> [DOCUMENT TEXT]
Cedar Point Communications is looking to reinvigorate the cable VoIP market with a new way to employ its products that should make it easier to migrate toward PacketCable 2.0 (PC 2.0) and IP Multimedia Subsystem (IMS) architectures for carrier-class residential and business communications services.
PacketCable 2.0 currently defines a configuration of different systems that cable operators can integrate to migrate toward an IMS network. The approach was designed to allow MSOs to mix and match best-of-breed network components.
“It turned out you couldn’t build a network that way,” said Cedar Point director of marketing Jim Gayton. “It just wasn’t tenable.”
The basic premise of the Cedar Point solution, based on a new switch platform called SafariFusion, is to draw multiple, previously distributed functions into the company’s own switch, allowing cable operators to evolve toward PC 2.0/IMS.
Cedar Point looks at IMS implementations as having an application/services layer, a control layer and an access/transport layer (see accompanying diagram), each with multiple systems required. “Think of it as lots of boxes,” said Gayton.
|Cedar Point’s SafariFusion approach aims to simplify the old PacketCable 2.0/IMS structure by offering the option to combine previously distributed functions in a single system. Source: Cedar Point. (click on image to enlarge.)|
Cedar Point, he explained, thinks cable operators can make the migration to IMS much quicker, easier and effective by chucking that complex configuration. “Cedar Point is going for one device per layer,” Gayton told CED.
The new SafariFusion Application Platform (AP) comes with two initial applications that operators can deploy to begin a measured migration to PC 2.0/IMS.
Those first two applications include the SafariFusion Residential Communication Application (RCA) for residential services and the SafariFusion Registration and Routing Application (RRA) to simplify network registration, routing and service roaming, the company said.
The company said its new RCA application supports the features within the PacketCable 2.0 Residential SIP Telephony specification, including call forwarding, call waiting and others. The RRA has been designed to combine the functionality of multiple IMS elements, including the Interrogating Call Session Control Function (I-CSCF), the Serving Call Session Control Function (S-CSCF), the Home Subscriber Server (HSS) and the Breakout Gateway Control Function.
Though Cedar Point is clearly planning new applications of its own, it said it has based its SafariFusion platform on open standards, making it entirely hospitable for hosting applications from other companies. SafariFusion can function in a multi-vendor configuration or as part of a total Cedar Point solution, the company said.

> [SUPPLIED DATA]
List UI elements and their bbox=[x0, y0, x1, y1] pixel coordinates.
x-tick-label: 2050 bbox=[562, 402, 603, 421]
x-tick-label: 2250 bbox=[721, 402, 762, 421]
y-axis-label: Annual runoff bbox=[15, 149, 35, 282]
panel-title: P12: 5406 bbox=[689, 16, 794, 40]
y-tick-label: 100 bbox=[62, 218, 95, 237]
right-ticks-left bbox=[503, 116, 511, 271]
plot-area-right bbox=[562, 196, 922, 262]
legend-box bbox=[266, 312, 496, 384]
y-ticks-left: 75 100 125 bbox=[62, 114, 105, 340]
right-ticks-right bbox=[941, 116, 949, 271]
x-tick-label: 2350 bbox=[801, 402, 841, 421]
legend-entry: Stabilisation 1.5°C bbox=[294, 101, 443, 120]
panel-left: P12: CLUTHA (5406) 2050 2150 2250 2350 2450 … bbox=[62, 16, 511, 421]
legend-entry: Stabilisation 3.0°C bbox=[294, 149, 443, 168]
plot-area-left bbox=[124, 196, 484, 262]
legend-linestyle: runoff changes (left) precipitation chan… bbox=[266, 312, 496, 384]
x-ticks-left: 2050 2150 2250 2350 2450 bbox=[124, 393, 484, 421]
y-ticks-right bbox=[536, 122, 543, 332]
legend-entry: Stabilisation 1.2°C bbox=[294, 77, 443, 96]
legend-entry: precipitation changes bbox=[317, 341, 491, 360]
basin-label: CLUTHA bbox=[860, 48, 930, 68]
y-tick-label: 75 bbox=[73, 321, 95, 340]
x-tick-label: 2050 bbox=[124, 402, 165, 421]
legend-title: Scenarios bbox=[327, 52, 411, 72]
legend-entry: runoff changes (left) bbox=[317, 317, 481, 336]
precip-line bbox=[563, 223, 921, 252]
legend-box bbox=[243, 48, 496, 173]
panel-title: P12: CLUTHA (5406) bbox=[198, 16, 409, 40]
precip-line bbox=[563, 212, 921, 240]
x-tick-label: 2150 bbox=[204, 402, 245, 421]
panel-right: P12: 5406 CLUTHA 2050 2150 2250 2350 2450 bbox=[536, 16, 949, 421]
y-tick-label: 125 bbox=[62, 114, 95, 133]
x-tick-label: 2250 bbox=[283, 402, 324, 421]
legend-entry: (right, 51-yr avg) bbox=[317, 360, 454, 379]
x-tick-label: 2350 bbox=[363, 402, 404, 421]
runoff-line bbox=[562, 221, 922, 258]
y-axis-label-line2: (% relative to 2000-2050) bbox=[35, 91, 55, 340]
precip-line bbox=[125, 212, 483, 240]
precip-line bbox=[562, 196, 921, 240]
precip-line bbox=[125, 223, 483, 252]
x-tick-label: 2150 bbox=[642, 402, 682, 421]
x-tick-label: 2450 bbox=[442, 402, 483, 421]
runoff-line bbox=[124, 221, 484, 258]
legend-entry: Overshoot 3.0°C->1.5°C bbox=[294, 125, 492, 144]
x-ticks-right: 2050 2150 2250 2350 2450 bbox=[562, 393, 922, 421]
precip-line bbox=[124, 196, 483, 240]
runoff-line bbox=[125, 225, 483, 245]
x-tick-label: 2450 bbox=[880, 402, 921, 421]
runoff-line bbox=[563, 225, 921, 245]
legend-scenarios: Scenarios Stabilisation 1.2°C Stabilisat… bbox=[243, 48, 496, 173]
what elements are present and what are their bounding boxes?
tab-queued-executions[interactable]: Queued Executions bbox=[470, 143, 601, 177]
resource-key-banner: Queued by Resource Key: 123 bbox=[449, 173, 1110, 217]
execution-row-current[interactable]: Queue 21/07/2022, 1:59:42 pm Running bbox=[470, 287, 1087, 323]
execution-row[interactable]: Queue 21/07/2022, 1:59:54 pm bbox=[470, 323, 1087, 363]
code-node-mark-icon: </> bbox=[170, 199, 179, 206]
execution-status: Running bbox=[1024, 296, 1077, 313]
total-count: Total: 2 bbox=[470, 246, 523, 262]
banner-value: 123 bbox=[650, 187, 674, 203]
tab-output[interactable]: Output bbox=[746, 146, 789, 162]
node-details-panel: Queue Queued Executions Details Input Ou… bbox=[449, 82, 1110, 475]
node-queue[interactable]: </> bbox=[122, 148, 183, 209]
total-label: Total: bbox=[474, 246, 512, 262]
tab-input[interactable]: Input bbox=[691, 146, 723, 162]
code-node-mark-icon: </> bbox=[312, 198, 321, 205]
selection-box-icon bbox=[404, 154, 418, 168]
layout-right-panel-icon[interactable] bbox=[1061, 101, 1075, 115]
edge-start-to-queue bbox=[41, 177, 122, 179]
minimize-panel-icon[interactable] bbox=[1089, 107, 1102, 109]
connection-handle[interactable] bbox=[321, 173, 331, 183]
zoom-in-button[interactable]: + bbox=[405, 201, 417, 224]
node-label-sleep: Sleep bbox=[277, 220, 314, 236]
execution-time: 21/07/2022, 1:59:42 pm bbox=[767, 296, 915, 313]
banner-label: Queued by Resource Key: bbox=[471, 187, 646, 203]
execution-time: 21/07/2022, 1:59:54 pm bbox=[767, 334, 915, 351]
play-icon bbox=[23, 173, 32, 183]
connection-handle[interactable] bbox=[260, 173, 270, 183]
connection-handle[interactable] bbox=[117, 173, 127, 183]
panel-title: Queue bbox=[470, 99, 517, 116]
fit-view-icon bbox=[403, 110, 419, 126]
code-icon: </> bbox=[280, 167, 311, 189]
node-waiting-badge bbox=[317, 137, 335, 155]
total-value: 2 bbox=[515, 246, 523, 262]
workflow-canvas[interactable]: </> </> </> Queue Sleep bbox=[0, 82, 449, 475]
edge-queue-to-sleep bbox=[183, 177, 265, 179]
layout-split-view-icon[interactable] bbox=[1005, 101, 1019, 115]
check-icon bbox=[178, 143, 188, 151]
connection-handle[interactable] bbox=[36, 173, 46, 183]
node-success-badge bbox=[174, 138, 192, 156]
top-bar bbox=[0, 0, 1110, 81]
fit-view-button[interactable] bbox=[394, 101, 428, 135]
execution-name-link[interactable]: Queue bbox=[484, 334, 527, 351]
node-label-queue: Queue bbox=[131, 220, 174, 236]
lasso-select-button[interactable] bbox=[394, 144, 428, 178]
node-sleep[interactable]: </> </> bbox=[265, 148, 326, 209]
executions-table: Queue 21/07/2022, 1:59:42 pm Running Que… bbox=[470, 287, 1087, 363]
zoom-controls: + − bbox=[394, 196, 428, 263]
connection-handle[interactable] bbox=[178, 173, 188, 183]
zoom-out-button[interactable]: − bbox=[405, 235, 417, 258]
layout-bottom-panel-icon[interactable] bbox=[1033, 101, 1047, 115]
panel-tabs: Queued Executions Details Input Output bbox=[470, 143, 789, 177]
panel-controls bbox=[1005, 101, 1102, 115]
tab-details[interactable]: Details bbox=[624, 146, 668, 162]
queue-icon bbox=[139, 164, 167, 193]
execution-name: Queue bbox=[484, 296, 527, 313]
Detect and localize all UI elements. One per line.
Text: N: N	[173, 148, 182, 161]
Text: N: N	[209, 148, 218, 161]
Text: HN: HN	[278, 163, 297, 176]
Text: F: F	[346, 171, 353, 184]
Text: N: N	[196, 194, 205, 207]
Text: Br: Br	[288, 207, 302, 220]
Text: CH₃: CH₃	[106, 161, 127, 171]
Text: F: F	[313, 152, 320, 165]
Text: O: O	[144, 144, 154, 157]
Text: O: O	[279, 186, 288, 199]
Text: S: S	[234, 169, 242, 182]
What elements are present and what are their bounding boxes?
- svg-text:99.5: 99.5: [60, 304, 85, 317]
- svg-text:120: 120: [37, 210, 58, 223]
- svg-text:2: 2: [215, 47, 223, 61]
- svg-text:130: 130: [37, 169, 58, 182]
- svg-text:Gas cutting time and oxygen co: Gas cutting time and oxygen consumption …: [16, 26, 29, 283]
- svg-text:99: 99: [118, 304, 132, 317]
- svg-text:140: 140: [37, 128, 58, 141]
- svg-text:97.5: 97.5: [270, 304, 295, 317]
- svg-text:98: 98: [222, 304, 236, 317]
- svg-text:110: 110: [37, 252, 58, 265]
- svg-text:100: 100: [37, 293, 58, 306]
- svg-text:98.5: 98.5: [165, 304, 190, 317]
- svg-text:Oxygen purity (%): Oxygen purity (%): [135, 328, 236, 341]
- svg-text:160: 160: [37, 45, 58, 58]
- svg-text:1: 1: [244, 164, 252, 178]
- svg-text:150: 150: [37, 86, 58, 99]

> [WORK TASK]
Return the part of the Cedar Point article between "Though Cedar Point" and "solution, the company said.", inclusive, copied word for word. The listing comes from a different source than the text.

> [THE COMPLETED TASK]
Though Cedar Point is clearly planning new applications of its own, it said it has based its SafariFusion platform on open standards, making it entirely hospitable for hosting applications from other companies. SafariFusion can function in a multi-vendor configuration or as part of a total Cedar Point solution, the company said.